-- YOUR TASK --
Of the lines in the entries, how many hold the word "grid"? Give that number alone.

-- MATERIAL FOR THIS EXERCISE --
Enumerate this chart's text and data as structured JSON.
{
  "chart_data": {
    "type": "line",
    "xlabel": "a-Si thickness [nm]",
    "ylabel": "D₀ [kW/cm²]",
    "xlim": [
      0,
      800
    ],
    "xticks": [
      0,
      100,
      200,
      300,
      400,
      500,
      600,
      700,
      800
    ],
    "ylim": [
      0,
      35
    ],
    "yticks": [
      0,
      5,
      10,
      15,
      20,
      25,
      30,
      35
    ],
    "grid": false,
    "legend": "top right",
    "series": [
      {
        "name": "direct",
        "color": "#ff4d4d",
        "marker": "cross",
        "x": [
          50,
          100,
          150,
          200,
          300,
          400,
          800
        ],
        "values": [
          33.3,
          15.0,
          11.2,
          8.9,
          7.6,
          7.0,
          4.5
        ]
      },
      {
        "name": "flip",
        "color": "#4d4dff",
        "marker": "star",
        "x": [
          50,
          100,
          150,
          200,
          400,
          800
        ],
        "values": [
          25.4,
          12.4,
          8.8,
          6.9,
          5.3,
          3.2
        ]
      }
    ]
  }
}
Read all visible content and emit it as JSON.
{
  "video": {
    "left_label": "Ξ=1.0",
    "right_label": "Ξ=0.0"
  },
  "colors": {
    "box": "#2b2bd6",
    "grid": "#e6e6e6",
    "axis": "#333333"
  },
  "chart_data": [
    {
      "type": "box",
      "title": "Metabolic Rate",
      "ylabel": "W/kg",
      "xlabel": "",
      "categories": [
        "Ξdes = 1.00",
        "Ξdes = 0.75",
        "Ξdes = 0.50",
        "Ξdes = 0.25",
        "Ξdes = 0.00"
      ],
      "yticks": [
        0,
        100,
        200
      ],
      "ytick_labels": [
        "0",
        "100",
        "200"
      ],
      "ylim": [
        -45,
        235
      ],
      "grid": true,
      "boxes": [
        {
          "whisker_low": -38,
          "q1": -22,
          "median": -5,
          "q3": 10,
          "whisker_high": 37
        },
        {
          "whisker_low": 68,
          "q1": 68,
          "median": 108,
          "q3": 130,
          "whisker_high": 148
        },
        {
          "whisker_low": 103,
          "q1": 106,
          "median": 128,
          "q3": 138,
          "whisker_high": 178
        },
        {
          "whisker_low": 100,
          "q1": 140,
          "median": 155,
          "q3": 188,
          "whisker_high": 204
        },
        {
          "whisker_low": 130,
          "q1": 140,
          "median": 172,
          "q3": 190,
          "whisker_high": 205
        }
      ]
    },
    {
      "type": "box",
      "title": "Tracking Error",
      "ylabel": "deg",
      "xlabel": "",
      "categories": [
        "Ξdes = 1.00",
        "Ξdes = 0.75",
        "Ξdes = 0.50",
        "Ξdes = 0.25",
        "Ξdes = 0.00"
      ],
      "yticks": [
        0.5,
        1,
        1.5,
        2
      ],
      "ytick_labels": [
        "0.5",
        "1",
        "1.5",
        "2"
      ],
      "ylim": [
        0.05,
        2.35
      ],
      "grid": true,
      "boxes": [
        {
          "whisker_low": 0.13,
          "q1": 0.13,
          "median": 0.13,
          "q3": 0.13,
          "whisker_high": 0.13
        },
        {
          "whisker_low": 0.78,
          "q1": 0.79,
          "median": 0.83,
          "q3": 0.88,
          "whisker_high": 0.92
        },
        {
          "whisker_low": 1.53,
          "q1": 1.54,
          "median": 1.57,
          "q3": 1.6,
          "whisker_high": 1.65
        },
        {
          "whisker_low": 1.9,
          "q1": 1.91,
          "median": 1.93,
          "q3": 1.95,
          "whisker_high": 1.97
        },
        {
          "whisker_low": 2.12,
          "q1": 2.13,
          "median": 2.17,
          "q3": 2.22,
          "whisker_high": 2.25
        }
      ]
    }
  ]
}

-- WRITTEN ANSWER --
4